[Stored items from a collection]

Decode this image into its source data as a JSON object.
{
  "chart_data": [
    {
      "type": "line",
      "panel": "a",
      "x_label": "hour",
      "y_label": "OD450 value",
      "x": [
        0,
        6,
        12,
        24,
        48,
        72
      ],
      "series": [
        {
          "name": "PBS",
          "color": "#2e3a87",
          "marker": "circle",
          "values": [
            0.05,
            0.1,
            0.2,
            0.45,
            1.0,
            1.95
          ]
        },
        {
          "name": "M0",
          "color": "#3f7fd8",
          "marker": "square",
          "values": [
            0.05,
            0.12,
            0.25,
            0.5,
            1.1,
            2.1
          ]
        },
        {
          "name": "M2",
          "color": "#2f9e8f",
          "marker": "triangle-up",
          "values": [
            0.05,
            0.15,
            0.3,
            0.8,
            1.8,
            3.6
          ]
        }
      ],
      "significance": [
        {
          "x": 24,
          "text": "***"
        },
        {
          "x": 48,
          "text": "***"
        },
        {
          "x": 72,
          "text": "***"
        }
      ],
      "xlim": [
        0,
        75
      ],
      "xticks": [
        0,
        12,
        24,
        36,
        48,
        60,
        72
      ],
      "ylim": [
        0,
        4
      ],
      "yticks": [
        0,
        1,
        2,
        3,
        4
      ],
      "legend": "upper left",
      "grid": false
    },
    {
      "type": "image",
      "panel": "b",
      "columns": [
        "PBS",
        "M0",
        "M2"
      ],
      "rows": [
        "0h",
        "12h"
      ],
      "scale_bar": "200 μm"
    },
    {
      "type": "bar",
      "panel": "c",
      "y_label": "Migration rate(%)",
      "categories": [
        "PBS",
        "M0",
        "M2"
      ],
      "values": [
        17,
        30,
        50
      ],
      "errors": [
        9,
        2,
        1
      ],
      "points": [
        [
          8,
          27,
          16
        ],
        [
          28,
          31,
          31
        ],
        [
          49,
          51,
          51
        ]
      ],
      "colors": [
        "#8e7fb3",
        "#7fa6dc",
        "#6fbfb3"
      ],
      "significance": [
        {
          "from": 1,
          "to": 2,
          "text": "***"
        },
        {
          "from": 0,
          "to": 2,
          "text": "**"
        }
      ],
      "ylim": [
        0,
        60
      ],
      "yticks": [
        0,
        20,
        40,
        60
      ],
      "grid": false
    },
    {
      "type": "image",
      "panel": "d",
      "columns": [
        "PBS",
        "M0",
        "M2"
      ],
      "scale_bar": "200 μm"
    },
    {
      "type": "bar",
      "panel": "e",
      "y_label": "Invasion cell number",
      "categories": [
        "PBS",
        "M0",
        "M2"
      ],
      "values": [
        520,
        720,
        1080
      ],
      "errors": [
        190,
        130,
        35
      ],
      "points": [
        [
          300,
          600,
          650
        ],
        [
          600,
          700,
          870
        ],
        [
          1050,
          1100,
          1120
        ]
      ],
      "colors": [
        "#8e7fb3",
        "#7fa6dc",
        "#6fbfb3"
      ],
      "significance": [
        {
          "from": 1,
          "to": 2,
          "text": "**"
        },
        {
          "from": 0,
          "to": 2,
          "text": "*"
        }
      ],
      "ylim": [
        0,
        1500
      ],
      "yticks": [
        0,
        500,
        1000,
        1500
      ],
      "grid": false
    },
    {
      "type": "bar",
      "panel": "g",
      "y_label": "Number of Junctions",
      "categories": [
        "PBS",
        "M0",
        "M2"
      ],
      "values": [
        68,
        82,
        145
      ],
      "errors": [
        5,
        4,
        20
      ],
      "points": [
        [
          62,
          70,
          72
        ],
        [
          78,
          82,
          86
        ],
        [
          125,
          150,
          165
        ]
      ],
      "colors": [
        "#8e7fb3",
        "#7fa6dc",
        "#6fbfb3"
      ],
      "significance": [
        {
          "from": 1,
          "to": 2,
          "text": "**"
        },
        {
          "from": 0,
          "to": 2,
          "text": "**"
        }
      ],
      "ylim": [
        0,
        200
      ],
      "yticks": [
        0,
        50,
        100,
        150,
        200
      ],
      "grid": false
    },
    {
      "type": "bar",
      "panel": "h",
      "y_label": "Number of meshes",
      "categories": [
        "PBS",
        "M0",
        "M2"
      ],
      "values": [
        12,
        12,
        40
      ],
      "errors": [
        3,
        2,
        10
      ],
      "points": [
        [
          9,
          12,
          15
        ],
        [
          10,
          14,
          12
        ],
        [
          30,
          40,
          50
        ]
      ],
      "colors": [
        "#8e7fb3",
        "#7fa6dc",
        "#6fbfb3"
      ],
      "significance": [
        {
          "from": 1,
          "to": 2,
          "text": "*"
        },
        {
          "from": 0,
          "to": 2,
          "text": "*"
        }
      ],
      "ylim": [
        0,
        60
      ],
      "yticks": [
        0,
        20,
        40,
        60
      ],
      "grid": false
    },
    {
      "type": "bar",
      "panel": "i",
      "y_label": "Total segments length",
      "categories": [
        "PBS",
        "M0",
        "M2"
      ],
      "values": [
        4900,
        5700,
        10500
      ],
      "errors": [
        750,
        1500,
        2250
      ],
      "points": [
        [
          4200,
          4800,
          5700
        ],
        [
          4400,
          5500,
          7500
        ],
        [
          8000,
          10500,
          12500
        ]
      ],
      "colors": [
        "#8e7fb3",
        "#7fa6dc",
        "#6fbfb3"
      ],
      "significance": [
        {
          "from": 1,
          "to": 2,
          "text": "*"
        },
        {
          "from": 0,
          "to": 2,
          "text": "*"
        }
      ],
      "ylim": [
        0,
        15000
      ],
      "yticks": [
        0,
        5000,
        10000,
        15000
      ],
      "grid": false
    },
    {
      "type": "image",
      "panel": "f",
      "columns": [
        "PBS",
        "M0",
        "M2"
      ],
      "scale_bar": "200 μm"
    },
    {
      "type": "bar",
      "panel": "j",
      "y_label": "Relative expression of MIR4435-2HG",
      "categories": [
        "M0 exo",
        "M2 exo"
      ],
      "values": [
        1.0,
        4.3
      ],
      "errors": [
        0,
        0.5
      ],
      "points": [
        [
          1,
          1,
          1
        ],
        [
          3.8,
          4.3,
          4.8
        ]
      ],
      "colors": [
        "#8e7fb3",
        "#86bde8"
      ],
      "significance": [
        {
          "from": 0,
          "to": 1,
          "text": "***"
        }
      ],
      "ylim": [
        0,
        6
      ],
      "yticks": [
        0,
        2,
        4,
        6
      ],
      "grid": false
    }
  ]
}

▶ _Task goal_: From the records above, extract every line exactly as it stands.

▶ _Response to the task_:
Decode this image into its source data as a JSON object.
{
  "chart_data": [
    {
      "type": "line",
      "panel": "a",
      "x_label": "hour",
      "y_label": "OD450 value",
      "x": [
        0,
        6,
        12,
        24,
        48,
        72
      ],
      "series": [
        {
          "name": "PBS",
          "color": "#2e3a87",
          "marker": "circle",
          "values": [
            0.05,
            0.1,
            0.2,
            0.45,
            1.0,
            1.95
          ]
        },
        {
          "name": "M0",
          "color": "#3f7fd8",
          "marker": "square",
          "values": [
            0.05,
            0.12,
            0.25,
            0.5,
            1.1,
            2.1
          ]
        },
        {
          "name": "M2",
          "color": "#2f9e8f",
          "marker": "triangle-up",
          "values": [
            0.05,
            0.15,
            0.3,
            0.8,
            1.8,
            3.6
          ]
        }
      ],
      "significance": [
        {
          "x": 24,
          "text": "***"
        },
        {
          "x": 48,
          "text": "***"
        },
        {
          "x": 72,
          "text": "***"
        }
      ],
      "xlim": [
        0,
        75
      ],
      "xticks": [
        0,
        12,
        24,
        36,
        48,
        60,
        72
      ],
      "ylim": [
        0,
        4
      ],
      "yticks": [
        0,
        1,
        2,
        3,
        4
      ],
      "legend": "upper left",
      "grid": false
    },
    {
      "type": "image",
      "panel": "b",
      "columns": [
        "PBS",
        "M0",
        "M2"
      ],
      "rows": [
        "0h",
        "12h"
      ],
      "scale_bar": "200 μm"
    },
    {
      "type": "bar",
      "panel": "c",
      "y_label": "Migration rate(%)",
      "categories": [
        "PBS",
        "M0",
        "M2"
      ],
      "values": [
        17,
        30,
        50
      ],
      "errors": [
        9,
        2,
        1
      ],
      "points": [
        [
          8,
          27,
          16
        ],
        [
          28,
          31,
          31
        ],
        [
          49,
          51,
          51
        ]
      ],
      "colors": [
        "#8e7fb3",
        "#7fa6dc",
        "#6fbfb3"
      ],
      "significance": [
        {
          "from": 1,
          "to": 2,
          "text": "***"
        },
        {
          "from": 0,
          "to": 2,
          "text": "**"
        }
      ],
      "ylim": [
        0,
        60
      ],
      "yticks": [
        0,
        20,
        40,
        60
      ],
      "grid": false
    },
    {
      "type": "image",
      "panel": "d",
      "columns": [
        "PBS",
        "M0",
        "M2"
      ],
      "scale_bar": "200 μm"
    },
    {
      "type": "bar",
      "panel": "e",
      "y_label": "Invasion cell number",
      "categories": [
        "PBS",
        "M0",
        "M2"
      ],
      "values": [
        520,
        720,
        1080
      ],
      "errors": [
        190,
        130,
        35
      ],
      "points": [
        [
          300,
          600,
          650
        ],
        [
          600,
          700,
          870
        ],
        [
          1050,
          1100,
          1120
        ]
      ],
      "colors": [
        "#8e7fb3",
        "#7fa6dc",
        "#6fbfb3"
      ],
      "significance": [
        {
          "from": 1,
          "to": 2,
          "text": "**"
        },
        {
          "from": 0,
          "to": 2,
          "text": "*"
        }
      ],
      "ylim": [
        0,
        1500
      ],
      "yticks": [
        0,
        500,
        1000,
        1500
      ],
      "grid": false
    },
    {
      "type": "bar",
      "panel": "g",
      "y_label": "Number of Junctions",
      "categories": [
        "PBS",
        "M0",
        "M2"
      ],
      "values": [
        68,
        82,
        145
      ],
      "errors": [
        5,
        4,
        20
      ],
      "points": [
        [
          62,
          70,
          72
        ],
        [
          78,
          82,
          86
        ],
        [
          125,
          150,
          165
        ]
      ],
      "colors": [
        "#8e7fb3",
        "#7fa6dc",
        "#6fbfb3"
      ],
      "significance": [
        {
          "from": 1,
          "to": 2,
          "text": "**"
        },
        {
          "from": 0,
          "to": 2,
          "text": "**"
        }
      ],
      "ylim": [
        0,
        200
      ],
      "yticks": [
        0,
        50,
        100,
        150,
        200
      ],
      "grid": false
    },
    {
      "type": "bar",
      "panel": "h",
      "y_label": "Number of meshes",
      "categories": [
        "PBS",
        "M0",
        "M2"
      ],
      "values": [
        12,
        12,
        40
      ],
      "errors": [
        3,
        2,
        10
      ],
      "points": [
        [
          9,
          12,
          15
        ],
        [
          10,
          14,
          12
        ],
        [
          30,
          40,
          50
        ]
      ],
      "colors": [
        "#8e7fb3",
        "#7fa6dc",
        "#6fbfb3"
      ],
      "significance": [
        {
          "from": 1,
          "to": 2,
          "text": "*"
        },
        {
          "from": 0,
          "to": 2,
          "text": "*"
        }
      ],
      "ylim": [
        0,
        60
      ],
      "yticks": [
        0,
        20,
        40,
        60
      ],
      "grid": false
    },
    {
      "type": "bar",
      "panel": "i",
      "y_label": "Total segments length",
      "categories": [
        "PBS",
        "M0",
        "M2"
      ],
      "values": [
        4900,
        5700,
        10500
      ],
      "errors": [
        750,
        1500,
        2250
      ],
      "points": [
        [
          4200,
          4800,
          5700
        ],
        [
          4400,
          5500,
          7500
        ],
        [
          8000,
          10500,
          12500
        ]
      ],
      "colors": [
        "#8e7fb3",
        "#7fa6dc",
        "#6fbfb3"
      ],
      "significance": [
        {
          "from": 1,
          "to": 2,
          "text": "*"
        },
        {
          "from": 0,
          "to": 2,
          "text": "*"
        }
      ],
      "ylim": [
        0,
        15000
      ],
      "yticks": [
        0,
        5000,
        10000,
        15000
      ],
      "grid": false
    },
    {
      "type": "image",
      "panel": "f",
      "columns": [
        "PBS",
        "M0",
        "M2"
      ],
      "scale_bar": "200 μm"
    },
    {
      "type": "bar",
      "panel": "j",
      "y_label": "Relative expression of MIR4435-2HG",
      "categories": [
        "M0 exo",
        "M2 exo"
      ],
      "values": [
        1.0,
        4.3
      ],
      "errors": [
        0,
        0.5
      ],
      "points": [
        [
          1,
          1,
          1
        ],
        [
          3.8,
          4.3,
          4.8
        ]
      ],
      "colors": [
        "#8e7fb3",
        "#86bde8"
      ],
      "significance": [
        {
          "from": 0,
          "to": 1,
          "text": "***"
        }
      ],
      "ylim": [
        0,
        6
      ],
      "yticks": [
        0,
        2,
        4,
        6
      ],
      "grid": false
    }
  ]
}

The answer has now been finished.